──────── Stored records ────────

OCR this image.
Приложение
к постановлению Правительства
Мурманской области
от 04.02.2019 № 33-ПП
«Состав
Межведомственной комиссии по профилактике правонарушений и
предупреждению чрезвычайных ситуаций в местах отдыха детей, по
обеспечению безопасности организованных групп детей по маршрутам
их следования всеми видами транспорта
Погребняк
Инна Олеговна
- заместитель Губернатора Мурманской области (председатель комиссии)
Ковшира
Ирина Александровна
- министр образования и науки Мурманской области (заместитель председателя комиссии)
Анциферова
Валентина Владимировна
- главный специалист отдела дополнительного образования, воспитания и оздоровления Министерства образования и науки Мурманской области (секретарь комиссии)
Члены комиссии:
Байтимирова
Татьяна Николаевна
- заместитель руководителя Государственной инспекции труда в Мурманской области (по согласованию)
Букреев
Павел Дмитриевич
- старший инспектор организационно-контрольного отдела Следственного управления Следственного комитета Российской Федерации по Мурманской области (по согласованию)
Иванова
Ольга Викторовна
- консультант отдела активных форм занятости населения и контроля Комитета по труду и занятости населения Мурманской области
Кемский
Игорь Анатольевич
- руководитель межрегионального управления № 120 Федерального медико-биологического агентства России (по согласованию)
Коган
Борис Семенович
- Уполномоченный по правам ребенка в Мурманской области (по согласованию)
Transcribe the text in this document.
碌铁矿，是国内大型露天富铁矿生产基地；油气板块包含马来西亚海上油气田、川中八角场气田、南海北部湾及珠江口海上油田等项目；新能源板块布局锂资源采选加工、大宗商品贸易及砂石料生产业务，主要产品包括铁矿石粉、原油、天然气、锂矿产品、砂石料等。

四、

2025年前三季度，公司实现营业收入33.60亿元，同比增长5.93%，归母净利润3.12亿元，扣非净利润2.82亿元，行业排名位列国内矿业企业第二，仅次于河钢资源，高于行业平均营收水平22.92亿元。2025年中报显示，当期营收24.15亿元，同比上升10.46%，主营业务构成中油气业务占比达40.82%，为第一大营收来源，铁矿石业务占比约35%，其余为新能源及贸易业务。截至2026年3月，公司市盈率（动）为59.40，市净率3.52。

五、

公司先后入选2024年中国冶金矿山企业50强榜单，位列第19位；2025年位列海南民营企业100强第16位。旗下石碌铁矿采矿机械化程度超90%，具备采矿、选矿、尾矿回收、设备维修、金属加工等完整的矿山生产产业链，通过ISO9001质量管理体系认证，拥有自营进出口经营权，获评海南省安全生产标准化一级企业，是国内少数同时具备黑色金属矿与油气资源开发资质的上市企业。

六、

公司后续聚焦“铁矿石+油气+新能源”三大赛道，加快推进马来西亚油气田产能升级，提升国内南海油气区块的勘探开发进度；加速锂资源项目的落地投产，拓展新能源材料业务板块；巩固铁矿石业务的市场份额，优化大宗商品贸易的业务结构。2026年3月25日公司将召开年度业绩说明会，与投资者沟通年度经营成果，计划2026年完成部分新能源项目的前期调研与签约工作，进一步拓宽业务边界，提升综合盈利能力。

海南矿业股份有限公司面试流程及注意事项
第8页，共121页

────────

### Problem
Find every line in the records above that holds the word "заместитель", and copy each one.

### Solution to this task
- заместитель Губернатора Мурманской области (председатель комиссии)
- министр образования и науки Мурманской области (заместитель председателя комиссии)
- заместитель руководителя Государственной инспекции труда в Мурманской области (по согласованию)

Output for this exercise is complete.